*Problem*
Would you transcribe all of the data exactly, down to the last character?

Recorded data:
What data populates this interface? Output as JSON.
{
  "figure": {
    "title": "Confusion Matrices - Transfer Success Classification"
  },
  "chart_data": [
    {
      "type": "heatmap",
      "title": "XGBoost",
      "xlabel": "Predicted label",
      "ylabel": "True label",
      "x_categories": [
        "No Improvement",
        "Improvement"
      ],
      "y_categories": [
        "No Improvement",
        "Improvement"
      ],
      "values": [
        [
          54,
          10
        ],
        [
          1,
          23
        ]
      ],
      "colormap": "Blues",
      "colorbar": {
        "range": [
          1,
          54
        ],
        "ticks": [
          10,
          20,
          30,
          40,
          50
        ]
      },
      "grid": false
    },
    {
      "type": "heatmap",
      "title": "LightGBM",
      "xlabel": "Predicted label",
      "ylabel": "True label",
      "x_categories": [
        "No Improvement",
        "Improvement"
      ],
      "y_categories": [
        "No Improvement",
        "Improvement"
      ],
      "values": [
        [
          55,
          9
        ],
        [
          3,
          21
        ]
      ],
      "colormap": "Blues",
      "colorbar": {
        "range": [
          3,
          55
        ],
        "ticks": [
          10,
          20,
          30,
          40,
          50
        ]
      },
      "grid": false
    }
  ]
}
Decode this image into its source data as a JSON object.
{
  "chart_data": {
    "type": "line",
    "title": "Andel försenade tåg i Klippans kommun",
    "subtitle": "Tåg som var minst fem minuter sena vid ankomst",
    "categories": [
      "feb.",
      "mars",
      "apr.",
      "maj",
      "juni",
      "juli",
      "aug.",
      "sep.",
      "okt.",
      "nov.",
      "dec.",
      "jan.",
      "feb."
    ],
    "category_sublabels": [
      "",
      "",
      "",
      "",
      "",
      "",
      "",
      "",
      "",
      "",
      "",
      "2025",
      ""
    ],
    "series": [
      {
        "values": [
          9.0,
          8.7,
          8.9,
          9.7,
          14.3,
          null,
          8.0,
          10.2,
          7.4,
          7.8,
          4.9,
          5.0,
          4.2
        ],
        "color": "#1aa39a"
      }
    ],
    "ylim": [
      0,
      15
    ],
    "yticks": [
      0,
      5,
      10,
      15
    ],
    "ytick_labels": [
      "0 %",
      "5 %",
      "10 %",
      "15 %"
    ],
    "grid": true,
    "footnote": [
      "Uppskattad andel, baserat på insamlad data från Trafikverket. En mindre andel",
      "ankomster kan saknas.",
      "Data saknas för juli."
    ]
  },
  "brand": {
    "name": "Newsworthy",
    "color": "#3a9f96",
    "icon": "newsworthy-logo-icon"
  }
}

*Solution*
What data populates this interface? Output as JSON.
{
  "figure": {
    "title": "Confusion Matrices - Transfer Success Classification"
  },
  "chart_data": [
    {
      "type": "heatmap",
      "title": "XGBoost",
      "xlabel": "Predicted label",
      "ylabel": "True label",
      "x_categories": [
        "No Improvement",
        "Improvement"
      ],
      "y_categories": [
        "No Improvement",
        "Improvement"
      ],
      "values": [
        [
          54,
          10
        ],
        [
          1,
          23
        ]
      ],
      "colormap": "Blues",
      "colorbar": {
        "range": [
          1,
          54
        ],
        "ticks": [
          10,
          20,
          30,
          40,
          50
        ]
      },
      "grid": false
    },
    {
      "type": "heatmap",
      "title": "LightGBM",
      "xlabel": "Predicted label",
      "ylabel": "True label",
      "x_categories": [
        "No Improvement",
        "Improvement"
      ],
      "y_categories": [
        "No Improvement",
        "Improvement"
      ],
      "values": [
        [
          55,
          9
        ],
        [
          3,
          21
        ]
      ],
      "colormap": "Blues",
      "colorbar": {
        "range": [
          3,
          55
        ],
        "ticks": [
          10,
          20,
          30,
          40,
          50
        ]
      },
      "grid": false
    }
  ]
}
Decode this image into its source data as a JSON object.
{
  "chart_data": {
    "type": "line",
    "title": "Andel försenade tåg i Klippans kommun",
    "subtitle": "Tåg som var minst fem minuter sena vid ankomst",
    "categories": [
      "feb.",
      "mars",
      "apr.",
      "maj",
      "juni",
      "juli",
      "aug.",
      "sep.",
      "okt.",
      "nov.",
      "dec.",
      "jan.",
      "feb."
    ],
    "category_sublabels": [
      "",
      "",
      "",
      "",
      "",
      "",
      "",
      "",
      "",
      "",
      "",
      "2025",
      ""
    ],
    "series": [
      {
        "values": [
          9.0,
          8.7,
          8.9,
          9.7,
          14.3,
          null,
          8.0,
          10.2,
          7.4,
          7.8,
          4.9,
          5.0,
          4.2
        ],
        "color": "#1aa39a"
      }
    ],
    "ylim": [
      0,
      15
    ],
    "yticks": [
      0,
      5,
      10,
      15
    ],
    "ytick_labels": [
      "0 %",
      "5 %",
      "10 %",
      "15 %"
    ],
    "grid": true,
    "footnote": [
      "Uppskattad andel, baserat på insamlad data från Trafikverket. En mindre andel",
      "ankomster kan saknas.",
      "Data saknas för juli."
    ]
  },
  "brand": {
    "name": "Newsworthy",
    "color": "#3a9f96",
    "icon": "newsworthy-logo-icon"
  }
}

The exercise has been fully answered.